TASK ITEM A
Translate this sentence from the passage on mammogram coverage in Brazil into Spanish: "Additionally, we found a significant association between GDP per capita and mammogram coverage."
TASK ITEM B
In the passage on mammogram coverage in Brazil, turn the paragraph that begins "Our study had some limitations" into a short bulleted list that keeps its main facts.
TASK ITEM C
Pick up the passage on mammogram coverage in Brazil after its last sentence and write the next paragraph.

TEXT SEGMENT

When stratified by regions and municipalities, we observed significant heterogeneity in the number of mammograms performed and the consequent coverage, with the south and southeast areas of the country being the regions with higher coverage and EBC detection rates. Additionally, we found a significant association between GDP per capita and mammogram coverage. This is an interesting observation and may reflect the higher socioeconomic and educational status of these regions, as well as the inequalities and distance to access health care services across Brazilian states and municipalities [9,27,32].
Additionally, we observed that half of the regions with the lowest population density had the lowest mammogram coverage. This may reflect the lack of providing and maintaining mammographic services in these areas or the difficulty of travelling considerable distances to undergo periodic examinations . Interestingly, the regions with the highest population density did not have the highest coverage rates. While most of the mammographic machines and investments in public health are concentrated in densely populated areas, people living in the suburban periphery of these metropolitan areas are associated with lower socioeconomic status, crowded housing conditions, and unemployment. These factors are predictors of lower mammographic screening coverage rates .
Our study had some limitations. Because the data were obtained from online databases and secondary information, the analysis was restricted to the available information, some of which may have been underreported, such as data from the cancer database registry. A large proportion of the cases registered in the INCA databases do not contain information about the disease stage and had to be excluded to determine the EBC ratio. Additionally, as with any ecological study, our data are based on population aggregates and may not be generalizable to an individual level. However, the current study is a comprehensive analysis that gathered massive amounts of data from the Brazilian population, and we believe that our results, which will become publicly available, are an important source of information that can be accessed by public authorities to influence decision-making policies for breast cancer screening.

DATA
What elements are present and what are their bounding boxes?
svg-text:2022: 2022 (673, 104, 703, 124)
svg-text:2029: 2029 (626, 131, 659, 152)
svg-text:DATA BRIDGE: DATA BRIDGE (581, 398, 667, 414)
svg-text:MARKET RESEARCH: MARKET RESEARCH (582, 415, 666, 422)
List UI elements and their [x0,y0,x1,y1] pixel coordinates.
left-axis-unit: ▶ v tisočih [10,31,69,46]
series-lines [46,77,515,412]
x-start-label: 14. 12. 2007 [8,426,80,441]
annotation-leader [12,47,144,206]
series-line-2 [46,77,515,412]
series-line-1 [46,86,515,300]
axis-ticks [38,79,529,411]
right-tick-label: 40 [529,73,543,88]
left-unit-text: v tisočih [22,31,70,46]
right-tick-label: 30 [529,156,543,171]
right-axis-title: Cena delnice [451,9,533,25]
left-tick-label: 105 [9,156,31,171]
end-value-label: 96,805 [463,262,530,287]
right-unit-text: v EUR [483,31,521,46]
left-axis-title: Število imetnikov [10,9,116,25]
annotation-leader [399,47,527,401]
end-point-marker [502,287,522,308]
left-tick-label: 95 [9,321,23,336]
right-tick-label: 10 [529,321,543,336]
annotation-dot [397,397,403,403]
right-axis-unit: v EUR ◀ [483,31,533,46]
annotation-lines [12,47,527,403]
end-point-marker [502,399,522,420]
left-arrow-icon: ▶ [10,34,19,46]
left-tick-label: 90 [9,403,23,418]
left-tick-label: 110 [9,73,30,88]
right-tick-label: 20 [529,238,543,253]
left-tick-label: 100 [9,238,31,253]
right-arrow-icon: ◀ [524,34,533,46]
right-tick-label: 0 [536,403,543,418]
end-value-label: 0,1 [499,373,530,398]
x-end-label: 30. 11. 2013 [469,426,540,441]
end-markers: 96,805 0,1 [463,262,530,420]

TASK RESULT A
Además, encontramos una asociación significativa entre el PIB per cápita y la cobertura de mamografías.

TASK RESULT B
- The data came from online databases and secondary sources, so the analysis was limited to what was available, and some of it, such as the cancer registry data, may have been underreported.
- Many cases in the INCA databases had no disease stage recorded and had to be excluded when working out the EBC ratio.
- As an ecological study, its results rest on population aggregates and may not apply to individuals.
- Even so, the study is a broad analysis built on large amounts of data on the Brazilian population.
- Its results will be made public and can help public authorities shape breast cancer screening policy.

TASK RESULT C
As mammographic screening has been described as an effective method for EBC detection and mortality reduction, the present study demonstrated that the coverage of mammographic screening for women under the SUS is far below the WHO recommendations. Additionally, a significant number of mammograms were performed outside the age group recommended by the Ministry of Health, with resources that could have been reallocated to screen the target population. This scenario is an integral part of problematic screening programs in developing countries and contributes to low rates of EBC diagnosis. As a continental country with heterogeneous socioeconomic indicators, we observed an important variation in the number of mammograms performed by age groups in Brazil when separated by states and municipalities. Even adjusting the coverage by the privately insured women, municipalities with higher GDP per capita were associated with higher mammogram coverage. This study provides evidence for decision makers in public health to monitor and act to improve inequalities in the different regions in Brazil.